[Start TASK INPUT]

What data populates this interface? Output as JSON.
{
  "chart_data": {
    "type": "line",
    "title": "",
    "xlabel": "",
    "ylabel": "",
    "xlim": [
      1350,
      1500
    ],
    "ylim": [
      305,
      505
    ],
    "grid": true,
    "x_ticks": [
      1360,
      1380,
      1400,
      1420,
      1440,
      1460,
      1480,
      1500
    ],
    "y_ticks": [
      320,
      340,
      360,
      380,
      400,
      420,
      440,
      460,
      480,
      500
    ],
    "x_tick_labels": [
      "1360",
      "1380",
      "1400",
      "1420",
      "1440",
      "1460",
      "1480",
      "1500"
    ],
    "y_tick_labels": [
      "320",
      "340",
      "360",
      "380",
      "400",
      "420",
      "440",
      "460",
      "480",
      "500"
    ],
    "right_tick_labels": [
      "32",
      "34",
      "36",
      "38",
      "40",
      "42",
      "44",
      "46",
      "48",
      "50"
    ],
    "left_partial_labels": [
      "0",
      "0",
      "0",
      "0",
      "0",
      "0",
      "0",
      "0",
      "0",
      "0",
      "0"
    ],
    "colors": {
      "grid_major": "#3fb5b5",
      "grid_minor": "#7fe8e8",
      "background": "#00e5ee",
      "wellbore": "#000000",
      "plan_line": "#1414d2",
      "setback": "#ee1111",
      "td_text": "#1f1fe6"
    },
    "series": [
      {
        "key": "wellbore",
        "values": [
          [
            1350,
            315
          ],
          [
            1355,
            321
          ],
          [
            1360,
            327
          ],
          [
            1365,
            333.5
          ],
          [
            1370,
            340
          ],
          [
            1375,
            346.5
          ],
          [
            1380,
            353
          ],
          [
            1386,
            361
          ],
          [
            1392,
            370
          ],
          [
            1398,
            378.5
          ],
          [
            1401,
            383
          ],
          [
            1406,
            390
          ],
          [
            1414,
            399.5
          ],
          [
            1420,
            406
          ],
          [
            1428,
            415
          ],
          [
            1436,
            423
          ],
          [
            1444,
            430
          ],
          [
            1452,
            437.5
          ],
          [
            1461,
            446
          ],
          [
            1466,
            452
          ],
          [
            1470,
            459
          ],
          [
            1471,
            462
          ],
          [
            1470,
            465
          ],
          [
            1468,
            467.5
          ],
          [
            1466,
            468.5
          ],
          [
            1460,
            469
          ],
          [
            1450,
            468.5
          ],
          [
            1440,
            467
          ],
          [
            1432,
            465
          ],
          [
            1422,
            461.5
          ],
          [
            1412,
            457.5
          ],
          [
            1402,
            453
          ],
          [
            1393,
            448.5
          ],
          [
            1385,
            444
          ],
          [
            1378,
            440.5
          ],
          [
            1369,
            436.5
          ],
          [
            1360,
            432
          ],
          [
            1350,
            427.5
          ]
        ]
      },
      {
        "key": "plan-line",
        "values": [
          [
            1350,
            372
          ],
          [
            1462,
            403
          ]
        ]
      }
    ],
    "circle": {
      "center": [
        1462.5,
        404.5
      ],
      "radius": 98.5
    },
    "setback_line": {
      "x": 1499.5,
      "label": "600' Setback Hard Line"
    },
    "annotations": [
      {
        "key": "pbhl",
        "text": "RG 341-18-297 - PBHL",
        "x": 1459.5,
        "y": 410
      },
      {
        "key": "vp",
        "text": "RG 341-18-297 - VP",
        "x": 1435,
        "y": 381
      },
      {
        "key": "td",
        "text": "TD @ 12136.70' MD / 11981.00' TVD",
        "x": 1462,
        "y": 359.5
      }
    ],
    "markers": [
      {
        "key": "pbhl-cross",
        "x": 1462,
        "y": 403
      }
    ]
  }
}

[End TASK INPUT]

WRITTEN INSTRUCTION:
Retype the data exactly as given.

RESPONSE TO THIS EXERCISE:
What data populates this interface? Output as JSON.
{
  "chart_data": {
    "type": "line",
    "title": "",
    "xlabel": "",
    "ylabel": "",
    "xlim": [
      1350,
      1500
    ],
    "ylim": [
      305,
      505
    ],
    "grid": true,
    "x_ticks": [
      1360,
      1380,
      1400,
      1420,
      1440,
      1460,
      1480,
      1500
    ],
    "y_ticks": [
      320,
      340,
      360,
      380,
      400,
      420,
      440,
      460,
      480,
      500
    ],
    "x_tick_labels": [
      "1360",
      "1380",
      "1400",
      "1420",
      "1440",
      "1460",
      "1480",
      "1500"
    ],
    "y_tick_labels": [
      "320",
      "340",
      "360",
      "380",
      "400",
      "420",
      "440",
      "460",
      "480",
      "500"
    ],
    "right_tick_labels": [
      "32",
      "34",
      "36",
      "38",
      "40",
      "42",
      "44",
      "46",
      "48",
      "50"
    ],
    "left_partial_labels": [
      "0",
      "0",
      "0",
      "0",
      "0",
      "0",
      "0",
      "0",
      "0",
      "0",
      "0"
    ],
    "colors": {
      "grid_major": "#3fb5b5",
      "grid_minor": "#7fe8e8",
      "background": "#00e5ee",
      "wellbore": "#000000",
      "plan_line": "#1414d2",
      "setback": "#ee1111",
      "td_text": "#1f1fe6"
    },
    "series": [
      {
        "key": "wellbore",
        "values": [
          [
            1350,
            315
          ],
          [
            1355,
            321
          ],
          [
            1360,
            327
          ],
          [
            1365,
            333.5
          ],
          [
            1370,
            340
          ],
          [
            1375,
            346.5
          ],
          [
            1380,
            353
          ],
          [
            1386,
            361
          ],
          [
            1392,
            370
          ],
          [
            1398,
            378.5
          ],
          [
            1401,
            383
          ],
          [
            1406,
            390
          ],
          [
            1414,
            399.5
          ],
          [
            1420,
            406
          ],
          [
            1428,
            415
          ],
          [
            1436,
            423
          ],
          [
            1444,
            430
          ],
          [
            1452,
            437.5
          ],
          [
            1461,
            446
          ],
          [
            1466,
            452
          ],
          [
            1470,
            459
          ],
          [
            1471,
            462
          ],
          [
            1470,
            465
          ],
          [
            1468,
            467.5
          ],
          [
            1466,
            468.5
          ],
          [
            1460,
            469
          ],
          [
            1450,
            468.5
          ],
          [
            1440,
            467
          ],
          [
            1432,
            465
          ],
          [
            1422,
            461.5
          ],
          [
            1412,
            457.5
          ],
          [
            1402,
            453
          ],
          [
            1393,
            448.5
          ],
          [
            1385,
            444
          ],
          [
            1378,
            440.5
          ],
          [
            1369,
            436.5
          ],
          [
            1360,
            432
          ],
          [
            1350,
            427.5
          ]
        ]
      },
      {
        "key": "plan-line",
        "values": [
          [
            1350,
            372
          ],
          [
            1462,
            403
          ]
        ]
      }
    ],
    "circle": {
      "center": [
        1462.5,
        404.5
      ],
      "radius": 98.5
    },
    "setback_line": {
      "x": 1499.5,
      "label": "600' Setback Hard Line"
    },
    "annotations": [
      {
        "key": "pbhl",
        "text": "RG 341-18-297 - PBHL",
        "x": 1459.5,
        "y": 410
      },
      {
        "key": "vp",
        "text": "RG 341-18-297 - VP",
        "x": 1435,
        "y": 381
      },
      {
        "key": "td",
        "text": "TD @ 12136.70' MD / 11981.00' TVD",
        "x": 1462,
        "y": 359.5
      }
    ],
    "markers": [
      {
        "key": "pbhl-cross",
        "x": 1462,
        "y": 403
      }
    ]
  }
}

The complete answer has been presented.